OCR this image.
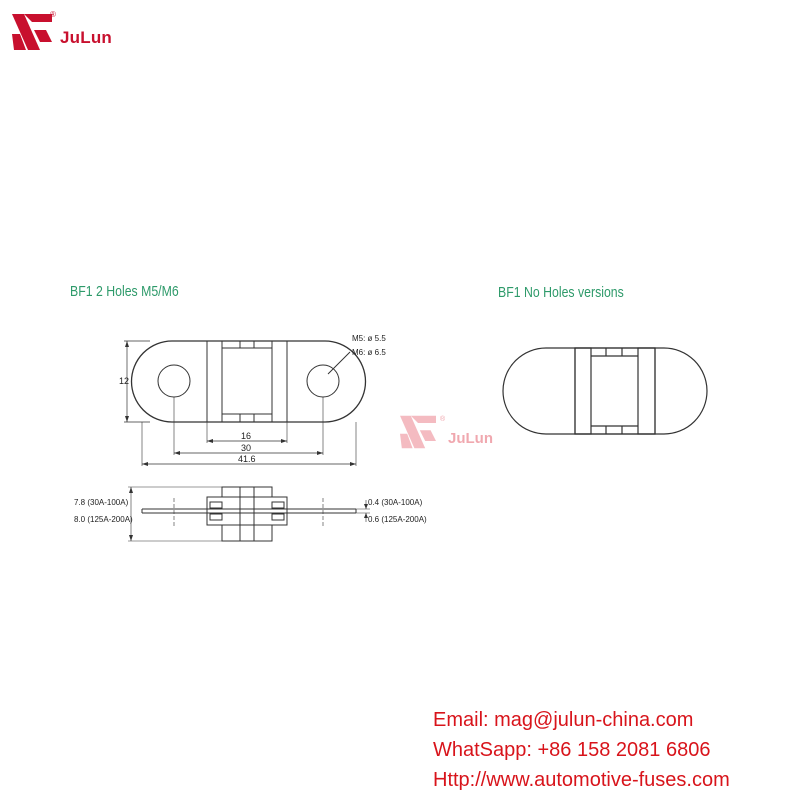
®
JuLun
BF1 2 Holes M5/M6	BF1 No Holes versions
12
16
30
41.6
M5: ø 5.5
M6: ø 6.5
7.8 (30A-100A)
8.0 (125A-200A)
0.4 (30A-100A)
0.6 (125A-200A)
®
JuLun
Email: mag@julun-china.com
WhatSapp: +86 158 2081 6806
Http://www.automotive-fuses.com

— SET PROBLEM —
Transcribe the listing in full. Omit the pictures and keep every line exact.

— WRITTEN RESPONSE —
OCR this image.
®
JuLun
BF1 2 Holes M5/M6	BF1 No Holes versions
12
16
30
41.6
M5: ø 5.5
M6: ø 6.5
7.8 (30A-100A)
8.0 (125A-200A)
0.4 (30A-100A)
0.6 (125A-200A)
®
JuLun
Email: mag@julun-china.com
WhatSapp: +86 158 2081 6806
Http://www.automotive-fuses.com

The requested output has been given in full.